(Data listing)
####
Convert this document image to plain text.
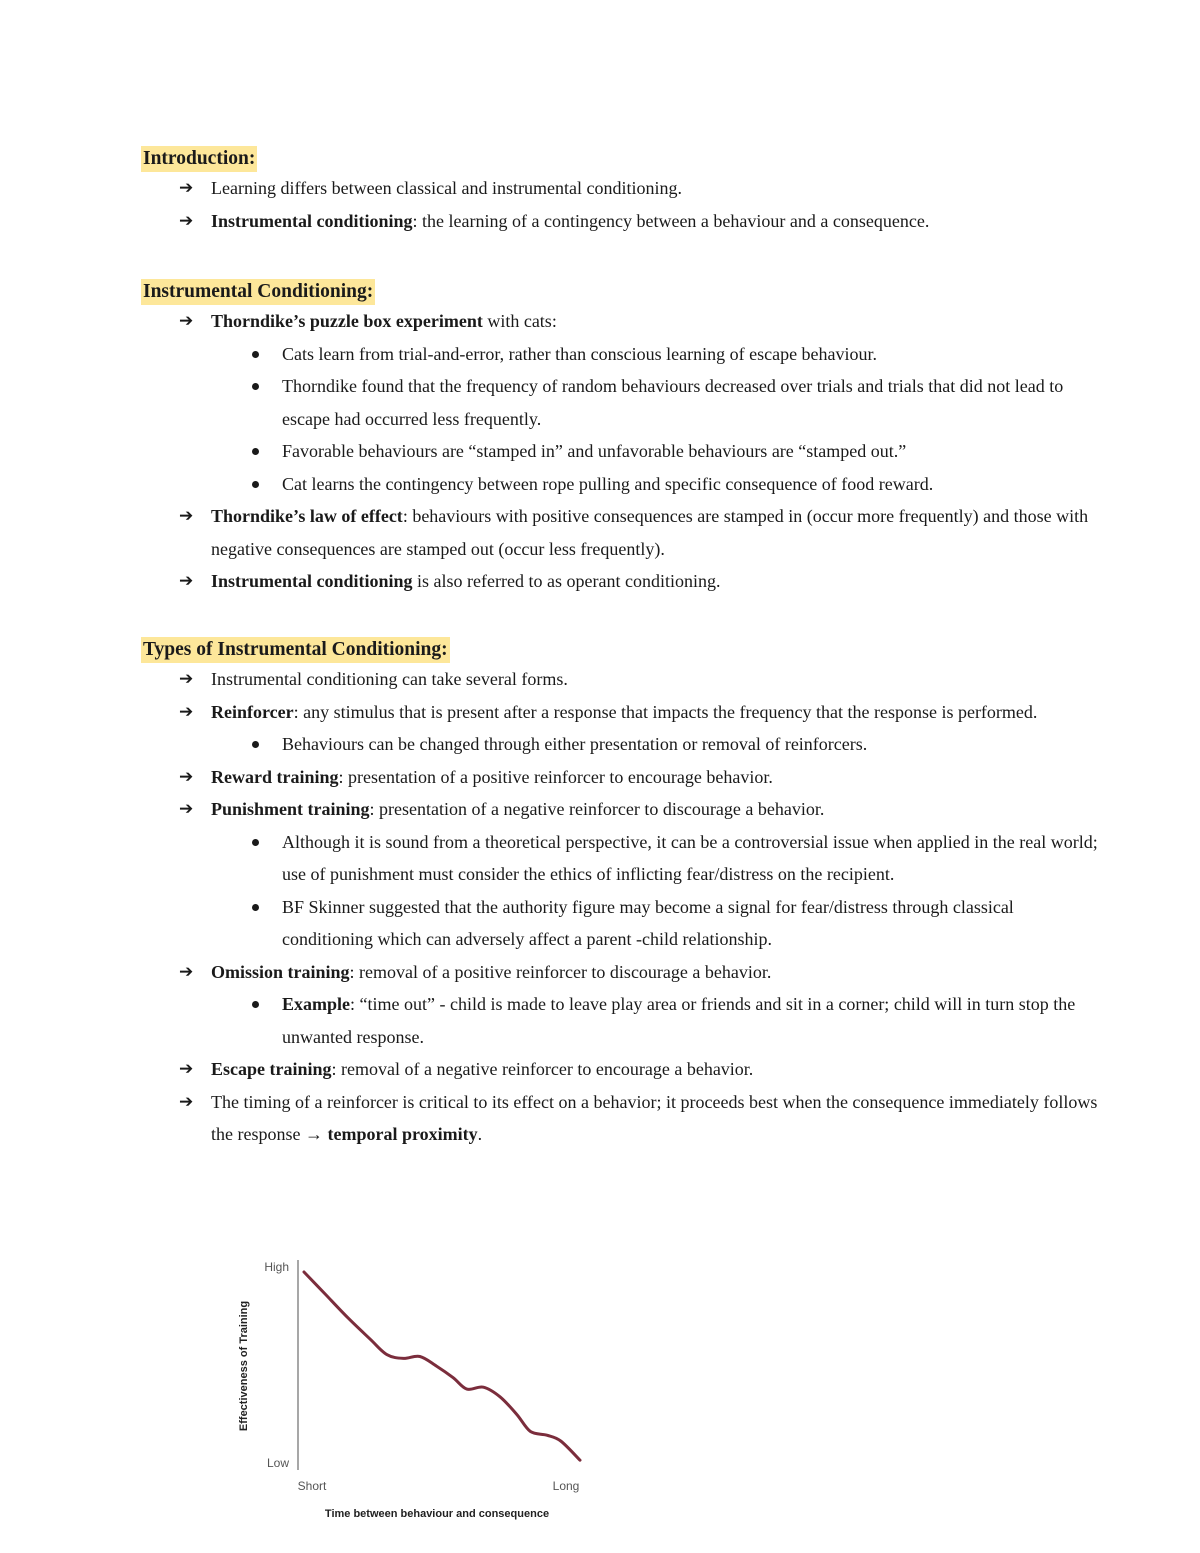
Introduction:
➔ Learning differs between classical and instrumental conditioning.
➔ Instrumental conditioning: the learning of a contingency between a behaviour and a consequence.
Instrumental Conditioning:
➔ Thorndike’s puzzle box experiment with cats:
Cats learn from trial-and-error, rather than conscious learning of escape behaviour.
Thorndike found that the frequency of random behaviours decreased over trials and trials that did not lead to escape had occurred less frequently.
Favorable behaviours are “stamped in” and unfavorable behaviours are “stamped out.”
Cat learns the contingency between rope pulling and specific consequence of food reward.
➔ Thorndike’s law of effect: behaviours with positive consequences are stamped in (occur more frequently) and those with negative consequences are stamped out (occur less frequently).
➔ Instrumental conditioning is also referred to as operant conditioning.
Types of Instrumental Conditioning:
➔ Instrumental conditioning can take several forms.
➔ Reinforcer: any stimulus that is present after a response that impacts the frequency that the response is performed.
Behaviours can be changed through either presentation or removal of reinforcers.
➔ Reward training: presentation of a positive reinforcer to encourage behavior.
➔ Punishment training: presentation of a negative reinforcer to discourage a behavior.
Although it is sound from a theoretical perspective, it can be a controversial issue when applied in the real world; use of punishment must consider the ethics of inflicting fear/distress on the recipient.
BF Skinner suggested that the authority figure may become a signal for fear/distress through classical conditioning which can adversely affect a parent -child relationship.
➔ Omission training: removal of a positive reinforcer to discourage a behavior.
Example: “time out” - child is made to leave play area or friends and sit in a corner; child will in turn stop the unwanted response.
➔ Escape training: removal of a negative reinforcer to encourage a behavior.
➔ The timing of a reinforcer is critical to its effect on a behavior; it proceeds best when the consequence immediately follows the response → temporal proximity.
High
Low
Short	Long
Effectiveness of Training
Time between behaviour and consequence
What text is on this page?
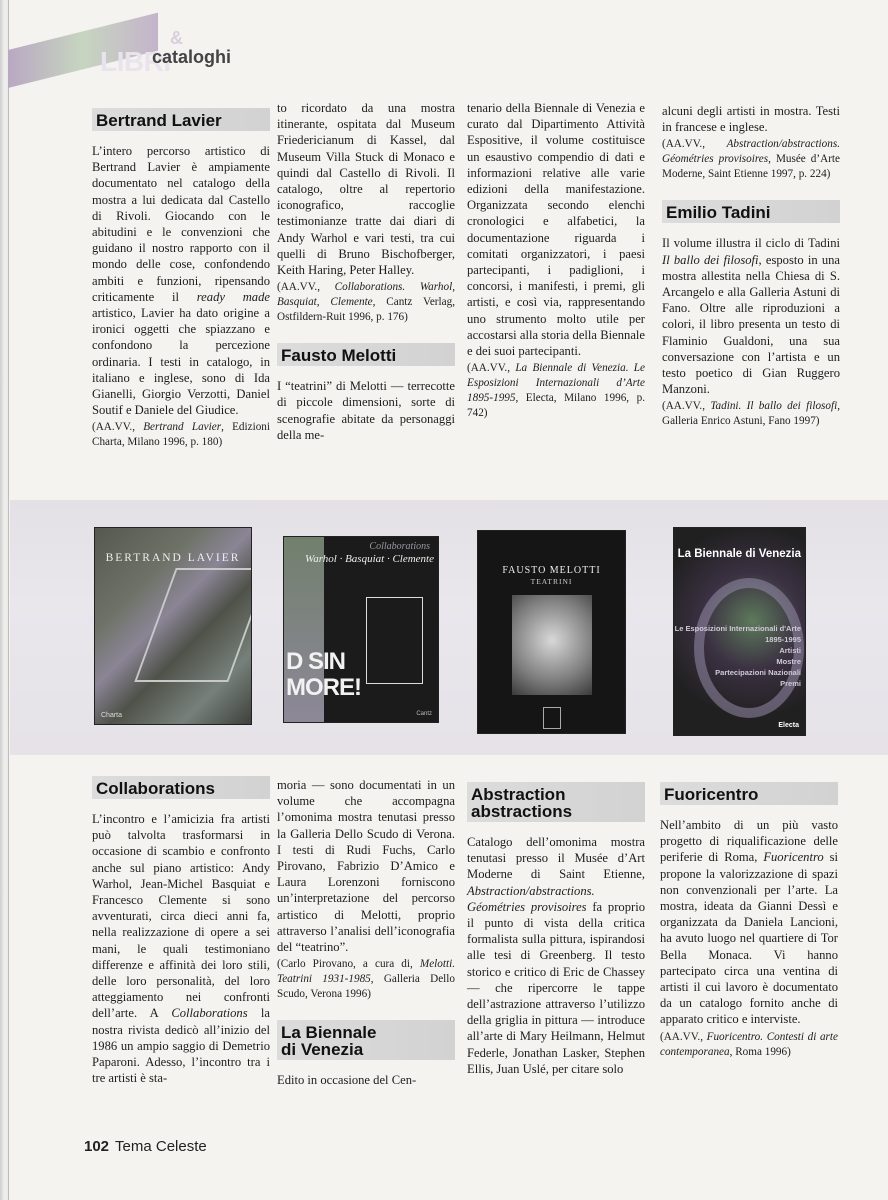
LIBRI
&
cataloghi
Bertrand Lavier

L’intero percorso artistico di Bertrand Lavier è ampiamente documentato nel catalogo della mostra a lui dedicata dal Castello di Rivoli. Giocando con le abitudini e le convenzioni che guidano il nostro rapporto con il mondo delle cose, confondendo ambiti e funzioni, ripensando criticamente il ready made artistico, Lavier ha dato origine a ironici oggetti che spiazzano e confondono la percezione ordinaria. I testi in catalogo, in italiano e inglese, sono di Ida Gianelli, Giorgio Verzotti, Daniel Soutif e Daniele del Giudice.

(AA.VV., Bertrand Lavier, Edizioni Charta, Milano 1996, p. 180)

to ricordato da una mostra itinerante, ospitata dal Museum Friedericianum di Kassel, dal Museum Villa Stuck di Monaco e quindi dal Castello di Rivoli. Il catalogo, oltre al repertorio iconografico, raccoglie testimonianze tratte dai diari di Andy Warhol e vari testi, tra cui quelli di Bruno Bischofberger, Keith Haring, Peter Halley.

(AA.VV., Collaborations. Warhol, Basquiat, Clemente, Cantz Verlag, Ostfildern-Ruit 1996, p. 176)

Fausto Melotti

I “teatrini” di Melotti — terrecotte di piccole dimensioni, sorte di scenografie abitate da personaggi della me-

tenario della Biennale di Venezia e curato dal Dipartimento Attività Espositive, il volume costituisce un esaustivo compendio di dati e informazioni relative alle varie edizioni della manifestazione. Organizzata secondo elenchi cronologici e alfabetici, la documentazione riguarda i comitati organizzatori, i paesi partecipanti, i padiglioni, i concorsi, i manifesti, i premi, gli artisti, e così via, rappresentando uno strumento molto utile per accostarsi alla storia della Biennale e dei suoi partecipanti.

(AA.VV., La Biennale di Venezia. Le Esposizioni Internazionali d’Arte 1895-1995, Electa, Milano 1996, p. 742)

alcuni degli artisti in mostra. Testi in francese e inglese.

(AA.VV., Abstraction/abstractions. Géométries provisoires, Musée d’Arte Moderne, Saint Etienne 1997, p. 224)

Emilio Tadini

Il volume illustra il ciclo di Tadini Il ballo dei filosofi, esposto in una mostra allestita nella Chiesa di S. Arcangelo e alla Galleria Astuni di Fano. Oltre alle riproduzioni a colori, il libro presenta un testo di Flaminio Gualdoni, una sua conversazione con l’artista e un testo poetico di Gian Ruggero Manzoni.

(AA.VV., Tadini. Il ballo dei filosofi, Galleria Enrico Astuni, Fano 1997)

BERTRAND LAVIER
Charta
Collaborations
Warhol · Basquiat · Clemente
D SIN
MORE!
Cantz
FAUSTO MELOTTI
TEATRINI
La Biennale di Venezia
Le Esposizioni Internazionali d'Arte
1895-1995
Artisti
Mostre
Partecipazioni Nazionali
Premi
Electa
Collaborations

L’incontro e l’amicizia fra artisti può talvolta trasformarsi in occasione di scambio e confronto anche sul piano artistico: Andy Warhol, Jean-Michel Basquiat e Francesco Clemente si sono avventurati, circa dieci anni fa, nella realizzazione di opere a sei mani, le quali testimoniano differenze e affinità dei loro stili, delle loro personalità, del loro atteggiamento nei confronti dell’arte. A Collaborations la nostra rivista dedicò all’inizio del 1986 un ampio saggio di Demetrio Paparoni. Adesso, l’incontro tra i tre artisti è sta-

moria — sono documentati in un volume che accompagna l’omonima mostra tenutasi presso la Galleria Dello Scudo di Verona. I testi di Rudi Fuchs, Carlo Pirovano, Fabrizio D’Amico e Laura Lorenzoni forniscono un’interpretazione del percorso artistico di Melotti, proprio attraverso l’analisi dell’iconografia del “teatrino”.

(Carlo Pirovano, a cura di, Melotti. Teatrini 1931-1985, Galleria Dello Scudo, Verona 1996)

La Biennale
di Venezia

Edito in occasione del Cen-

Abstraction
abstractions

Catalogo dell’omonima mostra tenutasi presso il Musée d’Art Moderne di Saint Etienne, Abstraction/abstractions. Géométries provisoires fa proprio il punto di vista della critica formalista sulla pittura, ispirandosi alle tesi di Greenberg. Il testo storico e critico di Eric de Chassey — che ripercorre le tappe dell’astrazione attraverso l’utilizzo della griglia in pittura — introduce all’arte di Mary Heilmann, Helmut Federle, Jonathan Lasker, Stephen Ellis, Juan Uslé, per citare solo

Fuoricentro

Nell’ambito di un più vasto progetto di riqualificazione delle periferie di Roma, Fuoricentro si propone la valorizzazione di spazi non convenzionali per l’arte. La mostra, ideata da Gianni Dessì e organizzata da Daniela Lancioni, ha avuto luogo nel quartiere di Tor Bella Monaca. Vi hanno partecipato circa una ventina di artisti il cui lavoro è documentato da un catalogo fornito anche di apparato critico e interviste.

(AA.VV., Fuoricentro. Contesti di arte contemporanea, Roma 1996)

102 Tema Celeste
####
→ Stated goal: Tally the lines of the data that contain the string "behavior" and report the total alone.

→ Answer: 5